* Task brief *
Search the data for the string "Both" and extract every line where it appears.

── Material provided

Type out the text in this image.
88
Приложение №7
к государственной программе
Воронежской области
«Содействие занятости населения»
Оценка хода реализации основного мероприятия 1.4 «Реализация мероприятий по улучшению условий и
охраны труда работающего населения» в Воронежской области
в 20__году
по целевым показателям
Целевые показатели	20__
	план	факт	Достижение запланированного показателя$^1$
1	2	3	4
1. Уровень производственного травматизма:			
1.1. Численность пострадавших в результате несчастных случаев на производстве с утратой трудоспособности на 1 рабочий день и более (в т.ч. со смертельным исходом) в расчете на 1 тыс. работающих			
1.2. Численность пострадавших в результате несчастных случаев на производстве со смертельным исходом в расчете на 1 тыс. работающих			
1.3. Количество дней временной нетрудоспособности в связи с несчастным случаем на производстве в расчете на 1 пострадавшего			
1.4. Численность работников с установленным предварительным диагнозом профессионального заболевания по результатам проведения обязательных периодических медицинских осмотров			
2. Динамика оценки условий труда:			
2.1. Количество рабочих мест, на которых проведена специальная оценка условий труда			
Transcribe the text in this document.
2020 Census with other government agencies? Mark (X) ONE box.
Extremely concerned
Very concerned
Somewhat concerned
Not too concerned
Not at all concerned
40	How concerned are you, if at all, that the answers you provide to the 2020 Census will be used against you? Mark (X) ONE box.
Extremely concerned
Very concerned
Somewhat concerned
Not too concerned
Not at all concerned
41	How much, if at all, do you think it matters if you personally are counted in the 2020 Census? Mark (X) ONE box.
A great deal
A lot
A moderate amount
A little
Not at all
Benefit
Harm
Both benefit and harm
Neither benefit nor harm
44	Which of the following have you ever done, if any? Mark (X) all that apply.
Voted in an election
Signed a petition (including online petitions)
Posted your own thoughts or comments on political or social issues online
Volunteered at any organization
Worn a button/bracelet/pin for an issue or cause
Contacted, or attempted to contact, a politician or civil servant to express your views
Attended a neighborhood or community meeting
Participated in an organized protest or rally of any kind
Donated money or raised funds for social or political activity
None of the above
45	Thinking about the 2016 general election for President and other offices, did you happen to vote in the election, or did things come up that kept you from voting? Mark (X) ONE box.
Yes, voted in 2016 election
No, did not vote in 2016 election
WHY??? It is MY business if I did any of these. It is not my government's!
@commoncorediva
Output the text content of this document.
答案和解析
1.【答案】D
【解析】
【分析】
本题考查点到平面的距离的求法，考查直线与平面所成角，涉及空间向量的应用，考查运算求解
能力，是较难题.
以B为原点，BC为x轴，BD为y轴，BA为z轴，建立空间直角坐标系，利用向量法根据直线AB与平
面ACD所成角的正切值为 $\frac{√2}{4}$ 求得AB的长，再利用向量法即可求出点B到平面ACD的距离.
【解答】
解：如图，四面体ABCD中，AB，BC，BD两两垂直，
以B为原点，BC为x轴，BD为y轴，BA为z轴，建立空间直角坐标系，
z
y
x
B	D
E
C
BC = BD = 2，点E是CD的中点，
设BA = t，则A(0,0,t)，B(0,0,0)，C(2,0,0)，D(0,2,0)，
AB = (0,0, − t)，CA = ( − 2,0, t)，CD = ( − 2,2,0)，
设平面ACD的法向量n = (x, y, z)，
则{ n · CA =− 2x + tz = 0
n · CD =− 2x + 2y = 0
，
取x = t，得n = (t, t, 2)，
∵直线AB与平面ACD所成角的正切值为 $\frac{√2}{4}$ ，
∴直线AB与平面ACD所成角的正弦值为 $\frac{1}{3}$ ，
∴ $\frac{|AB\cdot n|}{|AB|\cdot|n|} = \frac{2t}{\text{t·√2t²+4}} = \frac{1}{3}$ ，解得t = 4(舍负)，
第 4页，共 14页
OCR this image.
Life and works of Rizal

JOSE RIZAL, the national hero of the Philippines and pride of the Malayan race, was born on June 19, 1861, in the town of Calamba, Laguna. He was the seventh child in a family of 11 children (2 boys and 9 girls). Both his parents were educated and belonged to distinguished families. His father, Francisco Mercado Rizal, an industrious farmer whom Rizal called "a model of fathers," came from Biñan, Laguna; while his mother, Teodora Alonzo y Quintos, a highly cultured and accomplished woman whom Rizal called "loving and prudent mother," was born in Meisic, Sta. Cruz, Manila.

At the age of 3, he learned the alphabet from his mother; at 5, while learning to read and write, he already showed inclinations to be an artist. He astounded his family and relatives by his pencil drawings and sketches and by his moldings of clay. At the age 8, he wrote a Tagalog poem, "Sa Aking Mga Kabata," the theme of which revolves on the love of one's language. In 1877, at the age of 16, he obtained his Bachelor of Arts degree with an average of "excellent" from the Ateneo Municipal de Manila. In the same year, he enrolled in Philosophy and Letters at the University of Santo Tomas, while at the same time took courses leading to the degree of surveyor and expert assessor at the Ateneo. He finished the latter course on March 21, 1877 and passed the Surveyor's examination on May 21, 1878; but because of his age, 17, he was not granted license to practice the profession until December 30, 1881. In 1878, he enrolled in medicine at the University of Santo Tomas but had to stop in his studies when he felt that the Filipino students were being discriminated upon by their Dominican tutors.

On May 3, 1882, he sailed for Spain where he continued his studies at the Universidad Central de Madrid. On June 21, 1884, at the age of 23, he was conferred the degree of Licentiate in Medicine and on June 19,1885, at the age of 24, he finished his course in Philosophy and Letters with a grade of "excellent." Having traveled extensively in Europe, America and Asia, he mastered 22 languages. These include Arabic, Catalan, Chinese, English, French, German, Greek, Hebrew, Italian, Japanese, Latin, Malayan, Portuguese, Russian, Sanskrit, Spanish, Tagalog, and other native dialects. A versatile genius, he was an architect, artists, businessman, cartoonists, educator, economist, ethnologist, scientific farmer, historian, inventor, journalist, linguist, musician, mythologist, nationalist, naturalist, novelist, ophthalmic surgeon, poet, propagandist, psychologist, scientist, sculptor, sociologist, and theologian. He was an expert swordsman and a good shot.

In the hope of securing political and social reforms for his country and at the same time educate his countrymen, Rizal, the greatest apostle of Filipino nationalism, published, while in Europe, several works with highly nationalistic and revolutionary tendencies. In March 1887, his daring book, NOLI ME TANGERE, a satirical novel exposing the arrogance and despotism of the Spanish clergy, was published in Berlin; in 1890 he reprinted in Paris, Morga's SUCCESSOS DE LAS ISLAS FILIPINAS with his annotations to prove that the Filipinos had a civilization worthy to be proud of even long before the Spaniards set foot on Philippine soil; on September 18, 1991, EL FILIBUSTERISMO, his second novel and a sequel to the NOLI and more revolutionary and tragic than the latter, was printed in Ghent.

────

* Finished answer *
Both benefit and harm
JOSE RIZAL, the national hero of the Philippines and pride of the Malayan race, was born on June 19, 1861, in the town of Calamba, Laguna. He was the seventh child in a family of 11 children (2 boys and 9 girls). Both his parents were educated and belonged to distinguished families. His father, Francisco Mercado Rizal, an industrious farmer whom Rizal called "a model of fathers," came from Biñan, Laguna; while his mother, Teodora Alonzo y Quintos, a highly cultured and accomplished woman whom Rizal called "loving and prudent mother," was born in Meisic, Sta. Cruz, Manila.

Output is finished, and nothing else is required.